WORK TO BE COMPLETED — Gather each line in the entries that includes the string "JSON".

DATASET RECORDS —
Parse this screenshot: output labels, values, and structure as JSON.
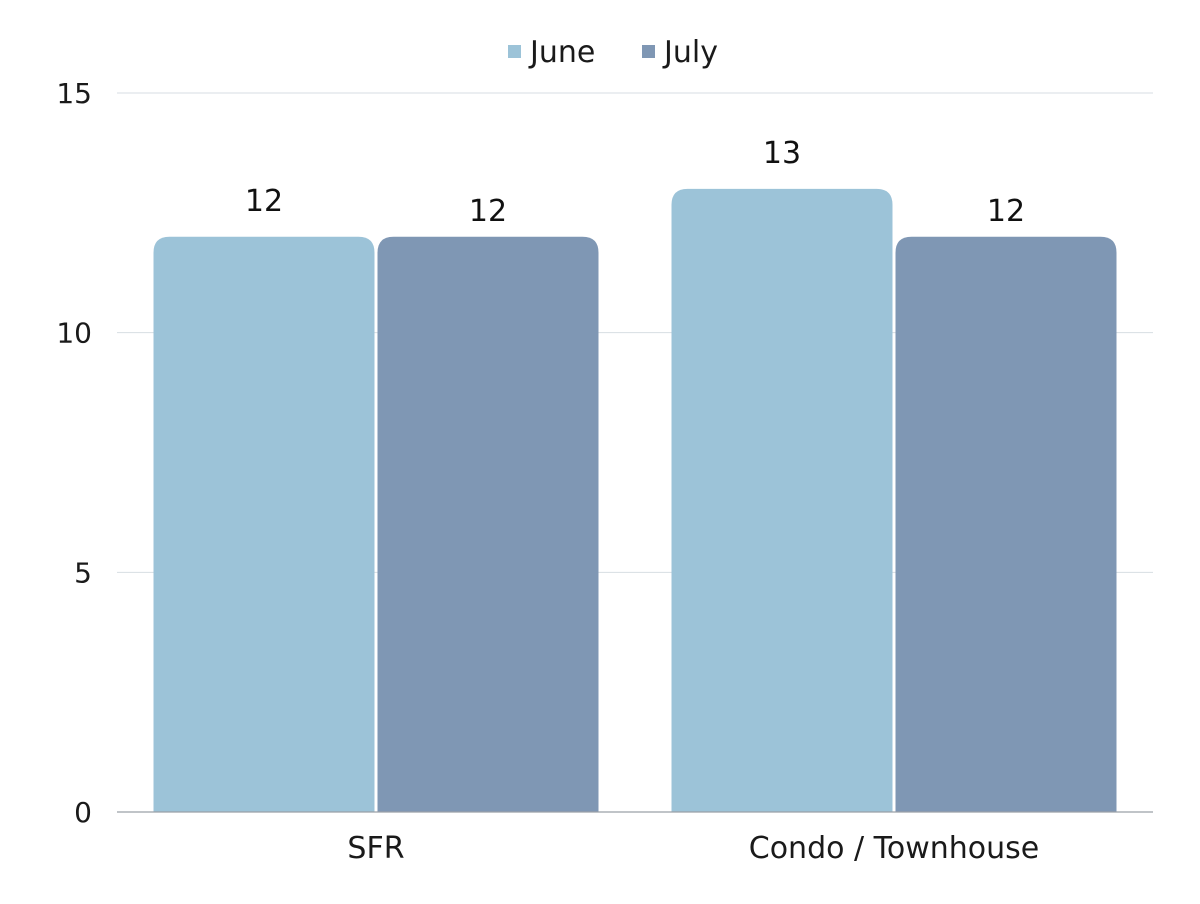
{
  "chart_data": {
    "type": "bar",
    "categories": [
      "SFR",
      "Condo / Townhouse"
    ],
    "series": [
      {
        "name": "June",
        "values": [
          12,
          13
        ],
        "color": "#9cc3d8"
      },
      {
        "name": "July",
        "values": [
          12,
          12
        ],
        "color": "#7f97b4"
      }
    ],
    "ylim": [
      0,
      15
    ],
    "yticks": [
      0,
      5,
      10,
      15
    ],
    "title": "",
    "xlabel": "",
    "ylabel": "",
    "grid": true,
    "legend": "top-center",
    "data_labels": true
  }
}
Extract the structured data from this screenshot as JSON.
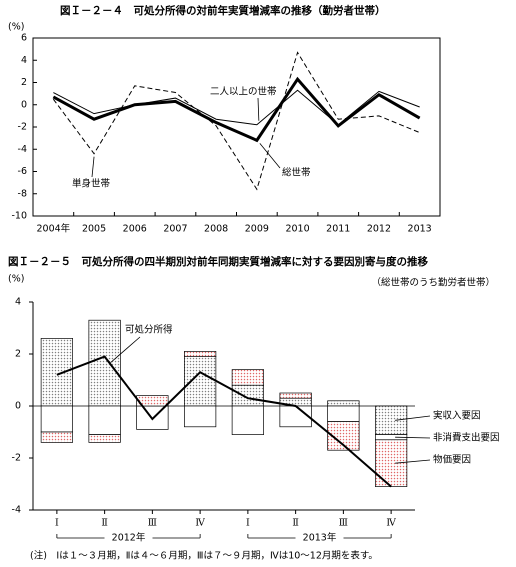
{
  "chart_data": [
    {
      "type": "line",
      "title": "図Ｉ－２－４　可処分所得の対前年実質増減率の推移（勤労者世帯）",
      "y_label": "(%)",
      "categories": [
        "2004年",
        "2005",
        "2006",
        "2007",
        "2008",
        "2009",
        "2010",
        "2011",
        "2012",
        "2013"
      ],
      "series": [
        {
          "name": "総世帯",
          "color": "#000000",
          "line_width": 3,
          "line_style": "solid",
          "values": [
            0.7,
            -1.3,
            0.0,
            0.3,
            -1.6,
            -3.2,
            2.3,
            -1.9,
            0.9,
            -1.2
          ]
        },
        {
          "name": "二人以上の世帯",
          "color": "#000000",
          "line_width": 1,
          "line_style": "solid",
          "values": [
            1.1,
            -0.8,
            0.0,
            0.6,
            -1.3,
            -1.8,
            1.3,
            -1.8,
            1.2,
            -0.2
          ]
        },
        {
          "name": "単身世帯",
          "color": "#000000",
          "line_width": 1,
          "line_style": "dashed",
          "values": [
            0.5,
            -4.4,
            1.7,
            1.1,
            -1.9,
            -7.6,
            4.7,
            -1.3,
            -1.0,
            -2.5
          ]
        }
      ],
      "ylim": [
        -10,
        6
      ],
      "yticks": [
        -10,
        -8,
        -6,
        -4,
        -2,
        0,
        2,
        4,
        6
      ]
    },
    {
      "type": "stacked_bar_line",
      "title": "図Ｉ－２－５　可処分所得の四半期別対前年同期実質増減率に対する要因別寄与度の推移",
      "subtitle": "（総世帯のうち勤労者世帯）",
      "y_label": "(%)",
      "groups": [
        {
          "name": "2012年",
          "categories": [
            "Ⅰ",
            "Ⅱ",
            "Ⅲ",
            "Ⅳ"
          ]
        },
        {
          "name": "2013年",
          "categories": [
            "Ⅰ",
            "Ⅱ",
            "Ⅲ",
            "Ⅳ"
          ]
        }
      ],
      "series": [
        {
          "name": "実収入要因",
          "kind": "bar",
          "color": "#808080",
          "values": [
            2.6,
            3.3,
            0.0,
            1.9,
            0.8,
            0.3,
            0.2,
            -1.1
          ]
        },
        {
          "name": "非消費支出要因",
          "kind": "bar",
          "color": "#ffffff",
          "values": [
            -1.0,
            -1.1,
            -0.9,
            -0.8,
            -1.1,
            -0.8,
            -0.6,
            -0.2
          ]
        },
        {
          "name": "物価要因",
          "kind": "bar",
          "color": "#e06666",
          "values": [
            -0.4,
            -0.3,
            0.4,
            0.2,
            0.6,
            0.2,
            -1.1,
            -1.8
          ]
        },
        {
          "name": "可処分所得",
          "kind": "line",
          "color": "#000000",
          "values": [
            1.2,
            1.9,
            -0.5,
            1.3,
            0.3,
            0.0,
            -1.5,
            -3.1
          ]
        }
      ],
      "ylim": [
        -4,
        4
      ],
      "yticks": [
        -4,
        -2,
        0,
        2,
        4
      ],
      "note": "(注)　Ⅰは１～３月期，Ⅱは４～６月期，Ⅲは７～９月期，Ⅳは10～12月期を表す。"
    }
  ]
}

--

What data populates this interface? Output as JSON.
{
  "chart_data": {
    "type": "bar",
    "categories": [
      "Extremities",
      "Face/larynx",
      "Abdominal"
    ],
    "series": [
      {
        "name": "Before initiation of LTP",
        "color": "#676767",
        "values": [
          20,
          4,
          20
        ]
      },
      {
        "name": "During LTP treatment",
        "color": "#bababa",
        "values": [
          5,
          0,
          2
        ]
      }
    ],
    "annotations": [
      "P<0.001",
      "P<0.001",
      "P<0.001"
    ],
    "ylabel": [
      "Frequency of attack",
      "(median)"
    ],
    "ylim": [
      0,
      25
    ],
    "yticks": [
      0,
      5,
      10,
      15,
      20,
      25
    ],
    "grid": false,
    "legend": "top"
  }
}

FINISHED TASK —
Parse this screenshot: output labels, values, and structure as JSON.
Extract the structured data from this screenshot as JSON.
What data populates this interface? Output as JSON.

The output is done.